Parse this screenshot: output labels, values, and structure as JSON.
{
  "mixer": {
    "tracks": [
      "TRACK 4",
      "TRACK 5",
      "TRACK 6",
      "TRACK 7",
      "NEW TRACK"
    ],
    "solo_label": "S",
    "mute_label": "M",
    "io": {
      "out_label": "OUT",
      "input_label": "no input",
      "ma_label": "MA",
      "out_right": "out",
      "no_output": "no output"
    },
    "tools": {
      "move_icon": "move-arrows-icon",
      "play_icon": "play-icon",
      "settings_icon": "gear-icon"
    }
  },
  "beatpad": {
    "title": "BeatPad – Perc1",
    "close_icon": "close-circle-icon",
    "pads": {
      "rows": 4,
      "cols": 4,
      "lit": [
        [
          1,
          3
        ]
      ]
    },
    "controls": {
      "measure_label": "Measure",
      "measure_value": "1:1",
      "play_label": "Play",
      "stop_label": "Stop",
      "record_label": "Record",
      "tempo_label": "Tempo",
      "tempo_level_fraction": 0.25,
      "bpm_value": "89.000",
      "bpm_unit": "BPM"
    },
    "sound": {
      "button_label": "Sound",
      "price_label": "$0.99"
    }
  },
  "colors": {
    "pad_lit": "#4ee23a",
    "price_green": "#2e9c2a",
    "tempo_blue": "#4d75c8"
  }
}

> **THE TASK**
Every line above should be written out again exactly as it stands.

> **EXERCISE RESPONSE**
Parse this screenshot: output labels, values, and structure as JSON.
{
  "mixer": {
    "tracks": [
      "TRACK 4",
      "TRACK 5",
      "TRACK 6",
      "TRACK 7",
      "NEW TRACK"
    ],
    "solo_label": "S",
    "mute_label": "M",
    "io": {
      "out_label": "OUT",
      "input_label": "no input",
      "ma_label": "MA",
      "out_right": "out",
      "no_output": "no output"
    },
    "tools": {
      "move_icon": "move-arrows-icon",
      "play_icon": "play-icon",
      "settings_icon": "gear-icon"
    }
  },
  "beatpad": {
    "title": "BeatPad – Perc1",
    "close_icon": "close-circle-icon",
    "pads": {
      "rows": 4,
      "cols": 4,
      "lit": [
        [
          1,
          3
        ]
      ]
    },
    "controls": {
      "measure_label": "Measure",
      "measure_value": "1:1",
      "play_label": "Play",
      "stop_label": "Stop",
      "record_label": "Record",
      "tempo_label": "Tempo",
      "tempo_level_fraction": 0.25,
      "bpm_value": "89.000",
      "bpm_unit": "BPM"
    },
    "sound": {
      "button_label": "Sound",
      "price_label": "$0.99"
    }
  },
  "colors": {
    "pad_lit": "#4ee23a",
    "price_green": "#2e9c2a",
    "tempo_blue": "#4d75c8"
  }
}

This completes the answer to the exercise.